## Stated problem
Copy all lines in which the word "relative" can be found.

## Source data
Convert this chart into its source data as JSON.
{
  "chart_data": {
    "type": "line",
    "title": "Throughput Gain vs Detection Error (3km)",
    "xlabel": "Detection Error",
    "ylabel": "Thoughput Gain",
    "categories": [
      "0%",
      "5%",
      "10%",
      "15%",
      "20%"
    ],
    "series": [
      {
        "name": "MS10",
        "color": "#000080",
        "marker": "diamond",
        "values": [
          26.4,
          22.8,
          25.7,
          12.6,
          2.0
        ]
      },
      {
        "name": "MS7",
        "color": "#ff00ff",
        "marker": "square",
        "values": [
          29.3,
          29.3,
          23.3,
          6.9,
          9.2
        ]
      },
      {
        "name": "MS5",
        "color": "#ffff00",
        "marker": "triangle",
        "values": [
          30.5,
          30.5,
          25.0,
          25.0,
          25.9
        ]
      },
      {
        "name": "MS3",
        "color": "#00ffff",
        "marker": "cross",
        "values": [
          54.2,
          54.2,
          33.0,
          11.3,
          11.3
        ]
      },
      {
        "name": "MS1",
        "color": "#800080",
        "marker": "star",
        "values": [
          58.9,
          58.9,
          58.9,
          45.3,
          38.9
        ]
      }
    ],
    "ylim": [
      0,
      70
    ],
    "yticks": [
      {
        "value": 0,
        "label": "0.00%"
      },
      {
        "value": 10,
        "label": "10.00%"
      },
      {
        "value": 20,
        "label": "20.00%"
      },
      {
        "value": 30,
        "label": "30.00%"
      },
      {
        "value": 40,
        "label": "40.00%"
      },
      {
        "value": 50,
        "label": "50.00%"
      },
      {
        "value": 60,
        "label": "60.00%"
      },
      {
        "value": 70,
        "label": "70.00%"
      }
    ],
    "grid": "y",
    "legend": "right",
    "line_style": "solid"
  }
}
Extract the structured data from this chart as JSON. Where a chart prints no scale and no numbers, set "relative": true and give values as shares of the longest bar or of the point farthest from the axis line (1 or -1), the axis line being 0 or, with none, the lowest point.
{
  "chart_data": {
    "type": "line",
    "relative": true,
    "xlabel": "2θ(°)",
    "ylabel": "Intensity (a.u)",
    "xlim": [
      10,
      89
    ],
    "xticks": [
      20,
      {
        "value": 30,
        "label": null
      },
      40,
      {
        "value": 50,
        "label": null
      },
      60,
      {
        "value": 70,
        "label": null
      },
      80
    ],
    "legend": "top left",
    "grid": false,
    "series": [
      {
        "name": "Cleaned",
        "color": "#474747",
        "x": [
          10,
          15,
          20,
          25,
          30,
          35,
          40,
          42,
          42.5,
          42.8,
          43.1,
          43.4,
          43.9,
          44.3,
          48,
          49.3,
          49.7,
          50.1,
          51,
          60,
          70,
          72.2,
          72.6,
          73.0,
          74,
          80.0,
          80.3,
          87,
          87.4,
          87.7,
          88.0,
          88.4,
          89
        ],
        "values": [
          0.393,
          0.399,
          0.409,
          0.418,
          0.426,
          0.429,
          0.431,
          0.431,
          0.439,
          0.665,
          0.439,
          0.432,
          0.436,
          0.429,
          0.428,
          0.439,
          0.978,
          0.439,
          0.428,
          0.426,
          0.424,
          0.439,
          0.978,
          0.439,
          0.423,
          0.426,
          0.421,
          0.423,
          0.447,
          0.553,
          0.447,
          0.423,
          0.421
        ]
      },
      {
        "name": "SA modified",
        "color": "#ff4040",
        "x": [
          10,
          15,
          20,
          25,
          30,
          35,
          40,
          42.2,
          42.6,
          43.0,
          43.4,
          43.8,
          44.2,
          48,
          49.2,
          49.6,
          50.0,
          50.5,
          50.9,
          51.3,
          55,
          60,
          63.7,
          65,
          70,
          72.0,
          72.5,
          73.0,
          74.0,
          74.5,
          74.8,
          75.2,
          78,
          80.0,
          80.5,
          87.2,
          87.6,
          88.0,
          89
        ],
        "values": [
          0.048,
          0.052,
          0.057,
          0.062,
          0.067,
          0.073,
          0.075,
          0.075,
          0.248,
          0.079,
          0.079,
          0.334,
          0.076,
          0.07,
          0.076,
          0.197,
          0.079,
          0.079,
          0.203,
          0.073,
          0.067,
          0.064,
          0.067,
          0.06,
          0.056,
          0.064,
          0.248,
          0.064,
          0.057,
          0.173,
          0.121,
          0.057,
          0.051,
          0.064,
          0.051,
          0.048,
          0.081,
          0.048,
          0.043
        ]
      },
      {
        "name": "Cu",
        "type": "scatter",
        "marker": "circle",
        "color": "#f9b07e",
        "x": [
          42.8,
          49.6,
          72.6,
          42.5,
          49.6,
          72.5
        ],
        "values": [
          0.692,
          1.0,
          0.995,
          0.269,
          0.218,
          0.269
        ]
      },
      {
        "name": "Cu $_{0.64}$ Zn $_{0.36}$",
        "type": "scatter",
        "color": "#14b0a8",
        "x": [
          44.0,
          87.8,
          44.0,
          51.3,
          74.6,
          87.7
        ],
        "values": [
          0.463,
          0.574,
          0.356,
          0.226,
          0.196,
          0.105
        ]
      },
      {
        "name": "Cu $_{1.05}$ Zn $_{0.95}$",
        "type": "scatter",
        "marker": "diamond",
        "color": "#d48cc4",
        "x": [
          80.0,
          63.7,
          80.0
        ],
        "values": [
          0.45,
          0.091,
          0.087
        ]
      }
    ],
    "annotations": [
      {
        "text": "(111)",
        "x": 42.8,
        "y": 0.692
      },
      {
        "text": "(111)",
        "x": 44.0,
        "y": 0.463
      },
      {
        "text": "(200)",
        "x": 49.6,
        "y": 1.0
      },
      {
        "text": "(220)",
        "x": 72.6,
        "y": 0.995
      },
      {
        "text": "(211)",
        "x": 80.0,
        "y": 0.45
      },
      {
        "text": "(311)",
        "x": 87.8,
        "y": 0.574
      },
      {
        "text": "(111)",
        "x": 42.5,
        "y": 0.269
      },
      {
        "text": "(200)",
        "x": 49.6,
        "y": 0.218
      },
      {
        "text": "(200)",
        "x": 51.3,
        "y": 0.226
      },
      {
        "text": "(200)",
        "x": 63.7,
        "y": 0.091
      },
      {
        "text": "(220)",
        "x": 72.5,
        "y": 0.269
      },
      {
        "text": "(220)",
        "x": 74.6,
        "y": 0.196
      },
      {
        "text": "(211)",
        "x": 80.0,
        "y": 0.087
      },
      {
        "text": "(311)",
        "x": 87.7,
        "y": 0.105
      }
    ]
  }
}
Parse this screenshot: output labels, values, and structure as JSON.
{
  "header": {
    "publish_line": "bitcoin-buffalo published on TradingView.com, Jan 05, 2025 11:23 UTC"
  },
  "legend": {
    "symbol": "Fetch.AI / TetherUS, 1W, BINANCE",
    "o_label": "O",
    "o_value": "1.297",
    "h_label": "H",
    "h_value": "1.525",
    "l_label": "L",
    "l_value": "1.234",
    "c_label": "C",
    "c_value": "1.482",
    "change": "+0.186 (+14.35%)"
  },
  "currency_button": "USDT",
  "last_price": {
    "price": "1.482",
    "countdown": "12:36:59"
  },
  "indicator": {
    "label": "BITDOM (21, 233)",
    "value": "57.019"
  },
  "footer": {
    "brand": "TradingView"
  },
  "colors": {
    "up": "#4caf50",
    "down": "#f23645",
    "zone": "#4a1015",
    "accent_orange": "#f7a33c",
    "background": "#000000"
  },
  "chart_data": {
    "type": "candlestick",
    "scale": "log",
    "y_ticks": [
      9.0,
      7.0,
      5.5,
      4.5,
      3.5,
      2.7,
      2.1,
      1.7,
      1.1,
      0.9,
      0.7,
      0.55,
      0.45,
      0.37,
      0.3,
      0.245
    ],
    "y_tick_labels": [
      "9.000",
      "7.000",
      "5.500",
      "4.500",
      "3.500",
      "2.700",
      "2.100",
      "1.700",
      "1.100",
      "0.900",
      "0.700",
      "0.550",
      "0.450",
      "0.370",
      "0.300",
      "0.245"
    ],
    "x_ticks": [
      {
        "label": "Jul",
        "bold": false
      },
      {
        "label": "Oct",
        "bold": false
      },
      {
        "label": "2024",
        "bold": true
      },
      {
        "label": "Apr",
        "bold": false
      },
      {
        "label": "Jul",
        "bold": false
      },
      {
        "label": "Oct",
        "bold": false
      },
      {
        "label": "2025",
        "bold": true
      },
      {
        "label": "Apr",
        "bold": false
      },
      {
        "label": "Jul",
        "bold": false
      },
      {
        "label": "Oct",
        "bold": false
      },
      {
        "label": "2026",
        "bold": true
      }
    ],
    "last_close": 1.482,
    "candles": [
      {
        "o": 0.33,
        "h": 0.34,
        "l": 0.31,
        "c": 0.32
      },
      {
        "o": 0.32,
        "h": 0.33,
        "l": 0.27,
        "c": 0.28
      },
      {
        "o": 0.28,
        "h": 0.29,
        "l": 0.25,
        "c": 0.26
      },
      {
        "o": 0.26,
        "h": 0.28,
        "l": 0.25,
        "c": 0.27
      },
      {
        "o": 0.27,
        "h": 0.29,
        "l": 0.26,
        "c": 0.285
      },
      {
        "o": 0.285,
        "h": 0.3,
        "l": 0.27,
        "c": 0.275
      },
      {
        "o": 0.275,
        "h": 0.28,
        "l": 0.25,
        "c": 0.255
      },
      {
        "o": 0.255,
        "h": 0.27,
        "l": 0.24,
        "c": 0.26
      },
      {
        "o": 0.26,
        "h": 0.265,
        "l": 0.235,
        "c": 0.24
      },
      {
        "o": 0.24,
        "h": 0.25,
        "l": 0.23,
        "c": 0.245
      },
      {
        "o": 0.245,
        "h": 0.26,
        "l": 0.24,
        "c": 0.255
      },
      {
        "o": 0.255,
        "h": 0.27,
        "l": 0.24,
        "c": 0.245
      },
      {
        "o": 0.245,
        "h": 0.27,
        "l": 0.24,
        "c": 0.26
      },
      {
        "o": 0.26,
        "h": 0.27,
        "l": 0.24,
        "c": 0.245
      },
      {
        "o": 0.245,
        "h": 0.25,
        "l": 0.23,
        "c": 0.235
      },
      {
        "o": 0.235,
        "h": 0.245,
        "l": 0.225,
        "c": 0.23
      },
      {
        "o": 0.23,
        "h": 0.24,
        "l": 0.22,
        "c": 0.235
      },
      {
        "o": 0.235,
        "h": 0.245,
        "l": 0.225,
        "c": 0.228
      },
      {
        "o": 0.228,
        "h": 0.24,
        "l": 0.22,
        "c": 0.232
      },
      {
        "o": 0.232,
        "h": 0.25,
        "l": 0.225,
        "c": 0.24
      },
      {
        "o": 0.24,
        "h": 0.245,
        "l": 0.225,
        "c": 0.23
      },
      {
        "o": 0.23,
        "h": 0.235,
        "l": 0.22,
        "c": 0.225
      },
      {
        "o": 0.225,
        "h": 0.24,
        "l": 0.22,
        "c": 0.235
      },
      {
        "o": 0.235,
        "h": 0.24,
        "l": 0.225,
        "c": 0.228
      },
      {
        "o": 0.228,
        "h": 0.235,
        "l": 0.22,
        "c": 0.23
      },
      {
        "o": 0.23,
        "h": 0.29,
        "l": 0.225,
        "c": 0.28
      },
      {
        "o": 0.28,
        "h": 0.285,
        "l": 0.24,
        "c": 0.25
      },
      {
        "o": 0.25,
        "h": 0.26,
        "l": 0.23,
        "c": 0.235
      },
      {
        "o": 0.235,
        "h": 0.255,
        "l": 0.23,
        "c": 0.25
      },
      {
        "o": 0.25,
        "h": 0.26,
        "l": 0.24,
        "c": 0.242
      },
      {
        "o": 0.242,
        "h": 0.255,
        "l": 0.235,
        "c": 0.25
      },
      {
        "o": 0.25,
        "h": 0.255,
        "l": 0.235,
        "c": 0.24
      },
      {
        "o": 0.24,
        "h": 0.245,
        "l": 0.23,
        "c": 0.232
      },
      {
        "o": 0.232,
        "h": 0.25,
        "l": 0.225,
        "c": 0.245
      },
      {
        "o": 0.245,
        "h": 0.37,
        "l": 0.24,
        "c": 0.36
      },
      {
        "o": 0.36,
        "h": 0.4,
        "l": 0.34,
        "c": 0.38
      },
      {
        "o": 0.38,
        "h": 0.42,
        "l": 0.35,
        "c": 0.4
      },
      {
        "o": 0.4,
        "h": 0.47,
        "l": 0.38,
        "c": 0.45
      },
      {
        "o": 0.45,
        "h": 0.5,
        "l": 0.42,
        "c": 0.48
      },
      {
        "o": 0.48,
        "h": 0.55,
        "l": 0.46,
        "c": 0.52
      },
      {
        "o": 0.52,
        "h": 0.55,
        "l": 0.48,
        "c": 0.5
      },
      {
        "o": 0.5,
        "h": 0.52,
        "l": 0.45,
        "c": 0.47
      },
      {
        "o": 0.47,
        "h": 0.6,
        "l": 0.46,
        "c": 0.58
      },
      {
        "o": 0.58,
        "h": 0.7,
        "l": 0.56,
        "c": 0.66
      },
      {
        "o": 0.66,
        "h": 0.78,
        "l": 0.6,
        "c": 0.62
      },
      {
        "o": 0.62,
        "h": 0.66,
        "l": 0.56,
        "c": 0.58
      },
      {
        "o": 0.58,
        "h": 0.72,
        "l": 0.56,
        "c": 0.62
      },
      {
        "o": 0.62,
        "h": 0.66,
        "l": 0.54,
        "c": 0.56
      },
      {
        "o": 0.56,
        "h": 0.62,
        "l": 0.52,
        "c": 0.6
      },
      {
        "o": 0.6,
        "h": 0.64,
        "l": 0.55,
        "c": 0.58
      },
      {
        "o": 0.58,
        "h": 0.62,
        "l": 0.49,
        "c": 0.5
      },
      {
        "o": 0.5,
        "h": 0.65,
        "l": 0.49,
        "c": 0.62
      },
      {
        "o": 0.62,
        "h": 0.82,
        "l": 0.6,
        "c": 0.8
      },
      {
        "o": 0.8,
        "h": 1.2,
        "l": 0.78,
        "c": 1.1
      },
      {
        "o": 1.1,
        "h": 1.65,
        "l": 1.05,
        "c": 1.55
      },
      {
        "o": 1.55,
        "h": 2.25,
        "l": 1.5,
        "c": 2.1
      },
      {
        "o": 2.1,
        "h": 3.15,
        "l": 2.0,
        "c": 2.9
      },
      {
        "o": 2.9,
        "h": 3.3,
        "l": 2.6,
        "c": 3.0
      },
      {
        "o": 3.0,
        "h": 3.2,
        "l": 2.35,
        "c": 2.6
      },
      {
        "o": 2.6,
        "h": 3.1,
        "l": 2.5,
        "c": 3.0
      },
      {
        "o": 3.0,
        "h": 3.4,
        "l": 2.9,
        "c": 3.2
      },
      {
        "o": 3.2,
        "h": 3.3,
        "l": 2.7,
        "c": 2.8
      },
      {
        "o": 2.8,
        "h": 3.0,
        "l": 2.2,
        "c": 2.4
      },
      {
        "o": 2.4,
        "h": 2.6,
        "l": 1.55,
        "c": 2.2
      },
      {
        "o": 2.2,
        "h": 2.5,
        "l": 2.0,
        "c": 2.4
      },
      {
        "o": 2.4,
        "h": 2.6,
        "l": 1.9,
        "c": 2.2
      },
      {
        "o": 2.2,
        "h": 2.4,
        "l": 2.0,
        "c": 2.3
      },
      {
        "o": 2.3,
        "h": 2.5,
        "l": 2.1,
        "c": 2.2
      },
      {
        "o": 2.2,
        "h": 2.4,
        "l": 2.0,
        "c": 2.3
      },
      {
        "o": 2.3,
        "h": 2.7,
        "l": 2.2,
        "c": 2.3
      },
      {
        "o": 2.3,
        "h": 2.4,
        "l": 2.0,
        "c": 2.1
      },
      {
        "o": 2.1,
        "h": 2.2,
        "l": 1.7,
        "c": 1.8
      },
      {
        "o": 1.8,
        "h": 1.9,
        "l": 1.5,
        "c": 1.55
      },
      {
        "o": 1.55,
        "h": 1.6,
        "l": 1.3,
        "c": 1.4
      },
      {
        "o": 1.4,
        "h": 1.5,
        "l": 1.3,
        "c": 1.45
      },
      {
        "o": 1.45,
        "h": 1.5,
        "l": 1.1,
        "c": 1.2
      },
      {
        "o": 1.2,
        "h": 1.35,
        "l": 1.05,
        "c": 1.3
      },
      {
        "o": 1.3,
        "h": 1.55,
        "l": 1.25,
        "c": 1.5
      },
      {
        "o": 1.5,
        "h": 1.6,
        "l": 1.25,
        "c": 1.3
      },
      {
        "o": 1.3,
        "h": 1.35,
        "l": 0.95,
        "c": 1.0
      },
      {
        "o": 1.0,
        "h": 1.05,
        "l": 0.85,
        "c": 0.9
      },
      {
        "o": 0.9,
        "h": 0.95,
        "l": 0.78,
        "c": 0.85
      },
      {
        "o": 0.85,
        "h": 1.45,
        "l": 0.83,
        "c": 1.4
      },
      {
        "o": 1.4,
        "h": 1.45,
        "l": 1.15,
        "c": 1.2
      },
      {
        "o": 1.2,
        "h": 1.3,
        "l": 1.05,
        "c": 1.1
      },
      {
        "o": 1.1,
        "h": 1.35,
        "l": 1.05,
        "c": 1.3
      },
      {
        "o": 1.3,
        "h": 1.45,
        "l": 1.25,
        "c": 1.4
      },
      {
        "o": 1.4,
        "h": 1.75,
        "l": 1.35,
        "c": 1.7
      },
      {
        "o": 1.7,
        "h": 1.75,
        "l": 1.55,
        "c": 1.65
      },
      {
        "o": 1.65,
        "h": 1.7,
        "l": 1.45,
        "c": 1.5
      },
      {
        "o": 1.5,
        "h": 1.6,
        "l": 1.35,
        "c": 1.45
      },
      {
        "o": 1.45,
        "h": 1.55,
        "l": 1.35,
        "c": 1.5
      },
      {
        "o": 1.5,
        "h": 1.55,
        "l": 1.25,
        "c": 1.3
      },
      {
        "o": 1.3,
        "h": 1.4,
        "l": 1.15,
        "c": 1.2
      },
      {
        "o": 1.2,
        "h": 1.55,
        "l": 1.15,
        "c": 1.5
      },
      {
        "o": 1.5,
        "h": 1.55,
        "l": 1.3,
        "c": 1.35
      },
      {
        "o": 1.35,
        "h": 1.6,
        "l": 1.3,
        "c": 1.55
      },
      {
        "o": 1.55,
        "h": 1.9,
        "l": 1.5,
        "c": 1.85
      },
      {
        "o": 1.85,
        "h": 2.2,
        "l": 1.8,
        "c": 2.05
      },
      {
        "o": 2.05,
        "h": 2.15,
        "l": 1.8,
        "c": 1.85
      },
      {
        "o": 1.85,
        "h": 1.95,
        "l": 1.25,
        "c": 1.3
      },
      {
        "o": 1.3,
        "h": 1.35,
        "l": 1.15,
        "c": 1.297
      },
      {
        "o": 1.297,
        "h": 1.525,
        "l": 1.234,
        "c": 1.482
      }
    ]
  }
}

## Exercise response
Extract the structured data from this chart as JSON. Where a chart prints no scale and no numbers, set "relative": true and give values as shares of the longest bar or of the point farthest from the axis line (1 or -1), the axis line being 0 or, with none, the lowest point.
    "relative": true,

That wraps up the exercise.